> [TASKS TO COMPLETE]:
[a] Transcribe everything in the conference announcement on "China threat" discourses from "Blue University of" down to "of such discourses?".
[b] Please pick up the conference announcement on "China threat" discourses after its final sentence and continue writing it.

> [DOCUMENT EXTRACT]:
= = = = = = =

Contemporary China Centre Conference Deconstructed: Academia and “China Threat” Discourses

Date 24 November 2021
Time 12 - 2pm
Cost Free

The first panel of the Contemporary China Centre (CCC) Conference Deconstructed series will be a panel discussion on 'China threat' discourses across academic disciplines in the UK, US and Australia.

Blue University of Westminster flag

References to a perceived threat by China (what we call ‘China Threat Discourses”) and its implications for the global order loom large in discussions about the People’s Republic’s growing political, economic, and military influence. Whether in the context of “China’s rise” or “Wolf Warrior Diplomacy”, China’s global ascendancy is now regularly represented as malevolent and dangerous in European, North American, and Australian mass media, bearing an unsettling resemblance to longstanding Orientalist and Sinophobic practices. Often overlooked in this discourse, however, is the role of academics. As crucial actors in the formation and circulation of ideas and reference frames about China’s place in the world, what role does academia play in the formation and management of such discourses?

= = = = = = =

> [DATASET EXCERPTS]:

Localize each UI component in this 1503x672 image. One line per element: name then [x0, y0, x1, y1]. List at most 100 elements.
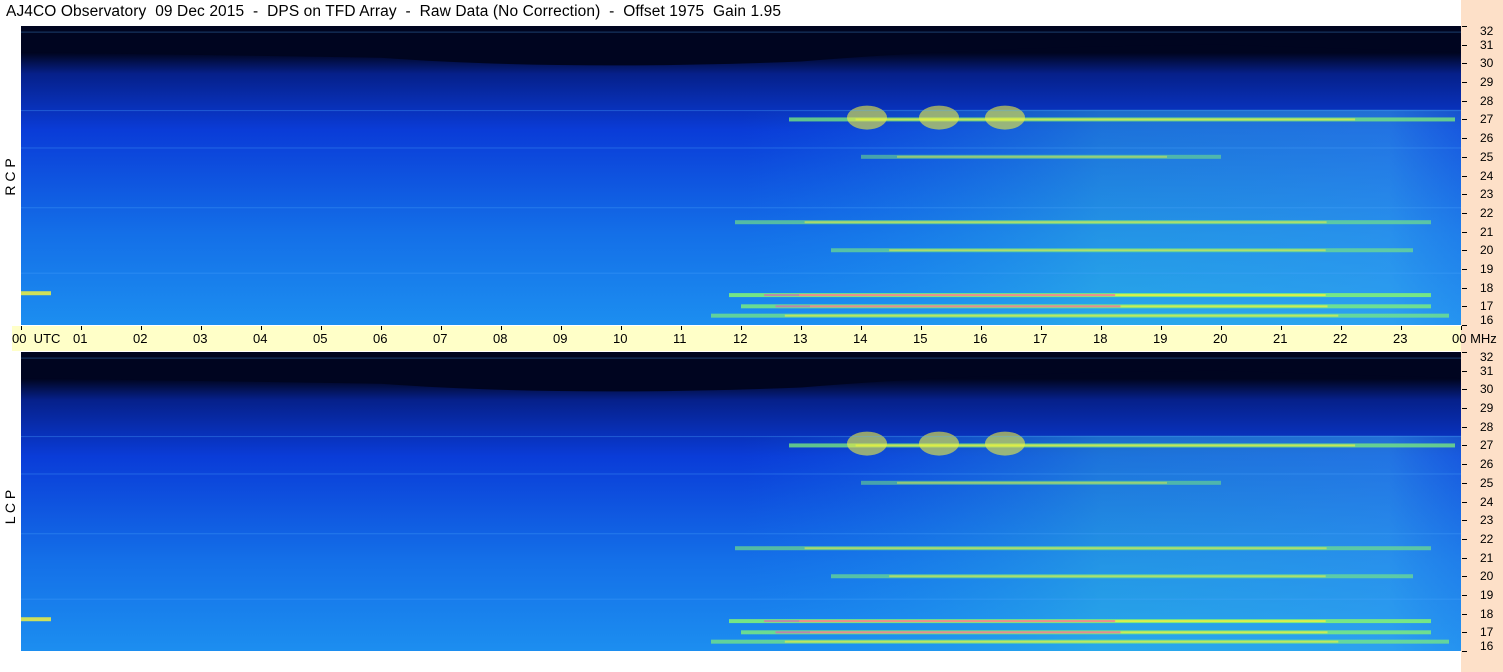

= = = = = = =

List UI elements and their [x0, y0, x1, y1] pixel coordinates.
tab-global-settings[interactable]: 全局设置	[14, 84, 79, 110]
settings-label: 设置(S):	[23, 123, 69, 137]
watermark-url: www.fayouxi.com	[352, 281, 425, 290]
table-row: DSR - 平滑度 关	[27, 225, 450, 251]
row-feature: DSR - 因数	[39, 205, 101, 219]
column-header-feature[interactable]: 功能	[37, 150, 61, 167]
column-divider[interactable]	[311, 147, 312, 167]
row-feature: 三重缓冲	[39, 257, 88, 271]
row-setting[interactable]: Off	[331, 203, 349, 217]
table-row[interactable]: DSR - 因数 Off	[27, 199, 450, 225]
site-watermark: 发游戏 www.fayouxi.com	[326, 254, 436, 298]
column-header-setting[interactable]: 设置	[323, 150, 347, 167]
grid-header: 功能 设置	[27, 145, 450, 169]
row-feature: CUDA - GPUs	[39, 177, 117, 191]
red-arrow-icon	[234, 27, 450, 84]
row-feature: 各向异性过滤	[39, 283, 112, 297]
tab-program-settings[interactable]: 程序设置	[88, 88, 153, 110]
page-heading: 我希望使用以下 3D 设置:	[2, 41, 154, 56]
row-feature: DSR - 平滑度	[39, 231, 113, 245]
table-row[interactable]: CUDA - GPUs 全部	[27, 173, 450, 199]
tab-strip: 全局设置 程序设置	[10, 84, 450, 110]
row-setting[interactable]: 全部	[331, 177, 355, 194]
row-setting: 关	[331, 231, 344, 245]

= = = = = = =

> [EXPECTED RESPONSES]:
[a]
Blue University of Westminster flag

References to a perceived threat by China (what we call ‘China Threat Discourses”) and its implications for the global order loom large in discussions about the People’s Republic’s growing political, economic, and military influence. Whether in the context of “China’s rise” or “Wolf Warrior Diplomacy”, China’s global ascendancy is now regularly represented as malevolent and dangerous in European, North American, and Australian mass media, bearing an unsettling resemblance to longstanding Orientalist and Sinophobic practices. Often overlooked in this discourse, however, is the role of academics. As crucial actors in the formation and circulation of ideas and reference frames about China’s place in the world, what role does academia play in the formation and management of such discourses?

[b]
The first panel of the Contemporary China Centre Conference Deconstructed, our new format for 2021/22, brings together leading international experts to discuss discursive constructions of the “China threat” across different academic disciplines. Based on their own research areas and experience, panellists will examine the ways in which “China threat” discourses work across their respective academic disciplines and will analyse the factors that have shaped their emergence and operation. They will consider the various implications of “China Threat” discourse and suggest ways in which it can be challenged without losing a critical stance towards both China and “the West”.

How to attend

The event is free to attend and open to all. A Zoom link will be provided to all those who register via Eventbrite before November 22.

Speakers

The Chair is Gerda Wielander from the University of Westminster.

Yangyang Cheng (Yale University)

Yangyang Cheng is a postdoctoral fellow at Yale Law School's Paul Tsai China Center, where her research focuses on the ethics and governance of science and U.S.-China relations. A particle physicist by training, she worked on the Large Hadron Collider (LHC) for over a decade before joining Yale in 2021. Her essays have been published in The New York Times, The Guardian, MIT Technology Review, Foreign Policy, and many other publications.

Chi Zhang (University of St. Andrews)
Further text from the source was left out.